>> BEGIN Data extract

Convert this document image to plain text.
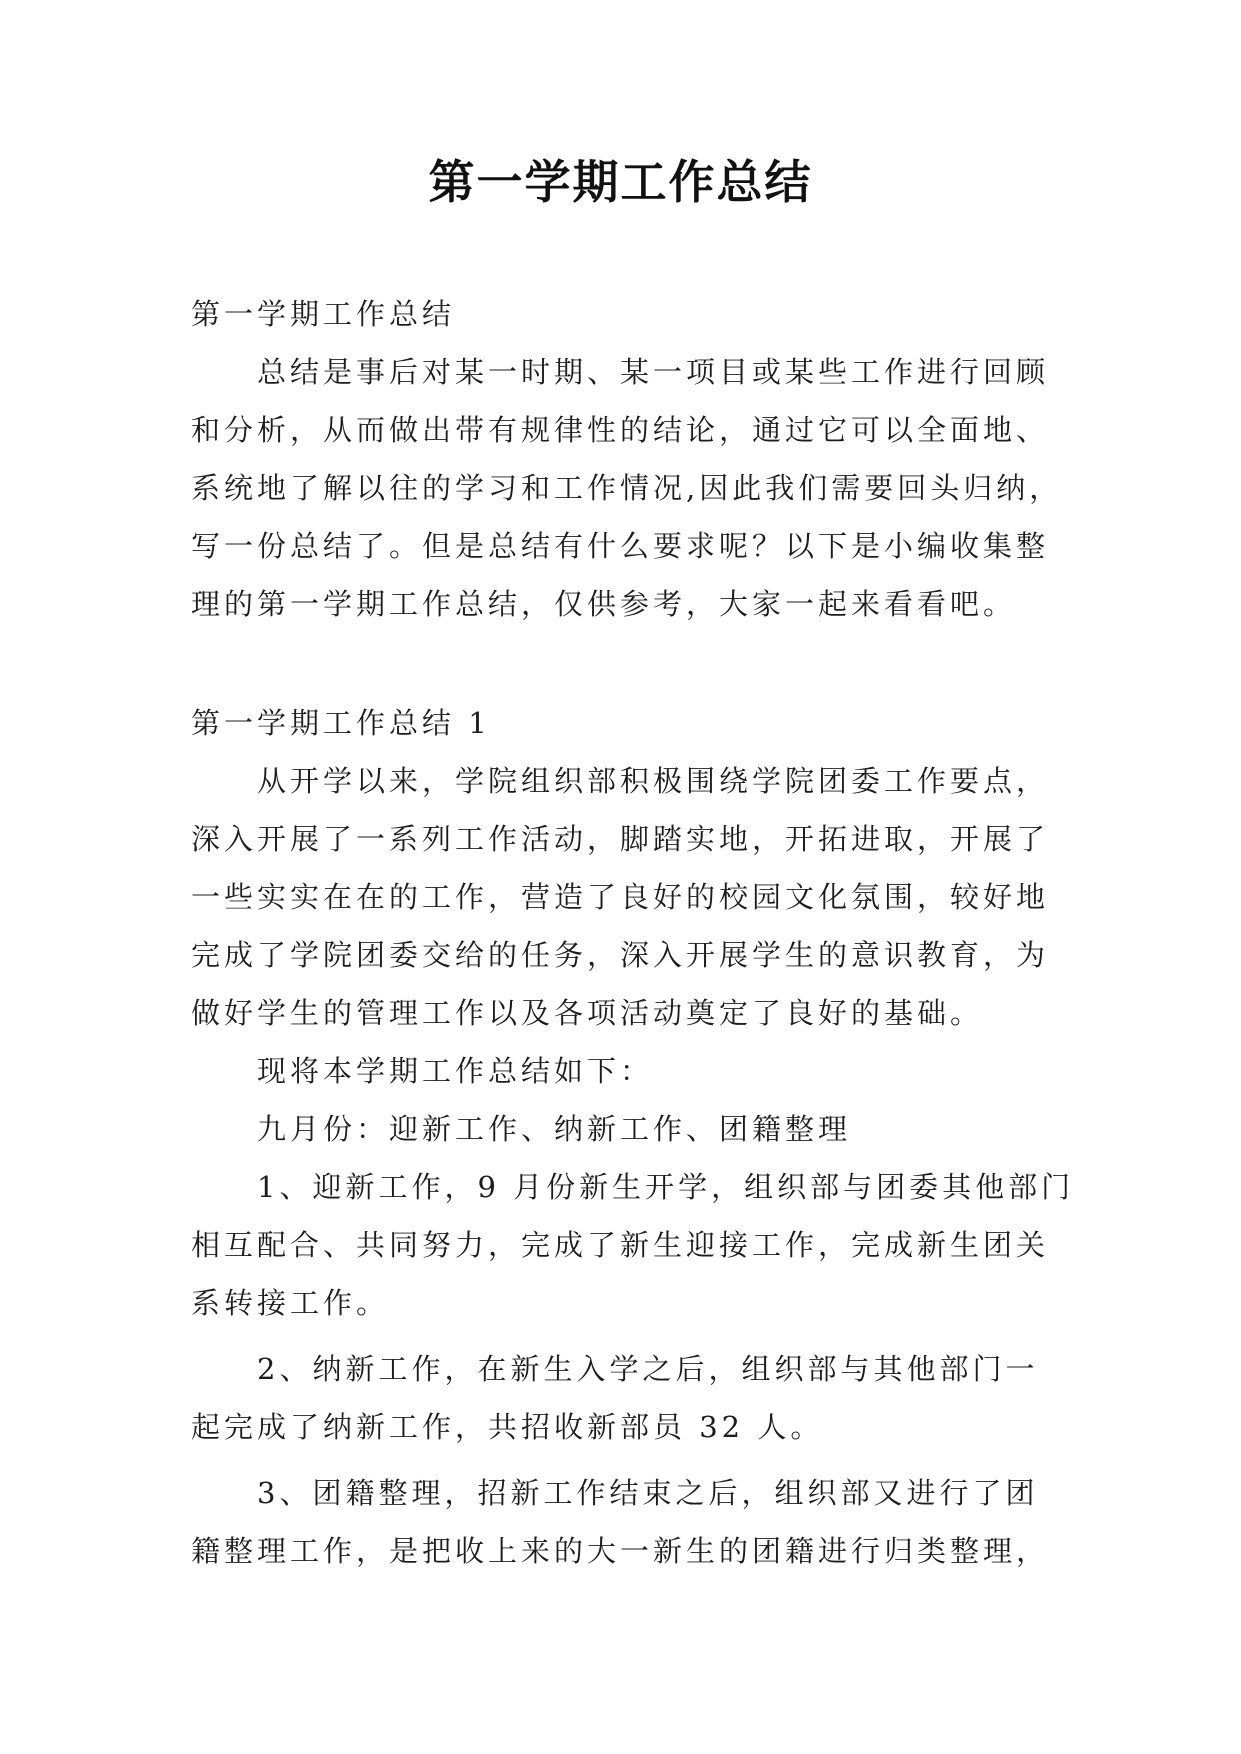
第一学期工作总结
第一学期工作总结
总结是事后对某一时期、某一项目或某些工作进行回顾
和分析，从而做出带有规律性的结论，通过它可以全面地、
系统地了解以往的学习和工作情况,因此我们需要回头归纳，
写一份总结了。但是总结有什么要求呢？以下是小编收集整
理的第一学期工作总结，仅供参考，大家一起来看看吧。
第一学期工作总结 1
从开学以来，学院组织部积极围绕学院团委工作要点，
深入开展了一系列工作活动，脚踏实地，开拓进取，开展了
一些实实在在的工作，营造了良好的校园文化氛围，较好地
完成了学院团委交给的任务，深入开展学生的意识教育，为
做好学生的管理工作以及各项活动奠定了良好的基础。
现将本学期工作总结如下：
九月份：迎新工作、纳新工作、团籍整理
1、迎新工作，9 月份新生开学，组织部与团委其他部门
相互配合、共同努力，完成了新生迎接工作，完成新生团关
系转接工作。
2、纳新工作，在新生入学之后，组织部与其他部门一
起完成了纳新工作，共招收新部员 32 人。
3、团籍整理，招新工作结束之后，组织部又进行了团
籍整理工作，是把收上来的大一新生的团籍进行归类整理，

>> END Data extract

The problem: Each record must be quoted in full and exactly. Do not include the pictures.

Right answer:
Convert this document image to plain text.
第一学期工作总结
第一学期工作总结
总结是事后对某一时期、某一项目或某些工作进行回顾
和分析，从而做出带有规律性的结论，通过它可以全面地、
系统地了解以往的学习和工作情况,因此我们需要回头归纳，
写一份总结了。但是总结有什么要求呢？以下是小编收集整
理的第一学期工作总结，仅供参考，大家一起来看看吧。
第一学期工作总结 1
从开学以来，学院组织部积极围绕学院团委工作要点，
深入开展了一系列工作活动，脚踏实地，开拓进取，开展了
一些实实在在的工作，营造了良好的校园文化氛围，较好地
完成了学院团委交给的任务，深入开展学生的意识教育，为
做好学生的管理工作以及各项活动奠定了良好的基础。
现将本学期工作总结如下：
九月份：迎新工作、纳新工作、团籍整理
1、迎新工作，9 月份新生开学，组织部与团委其他部门
相互配合、共同努力，完成了新生迎接工作，完成新生团关
系转接工作。
2、纳新工作，在新生入学之后，组织部与其他部门一
起完成了纳新工作，共招收新部员 32 人。
3、团籍整理，招新工作结束之后，组织部又进行了团
籍整理工作，是把收上来的大一新生的团籍进行归类整理，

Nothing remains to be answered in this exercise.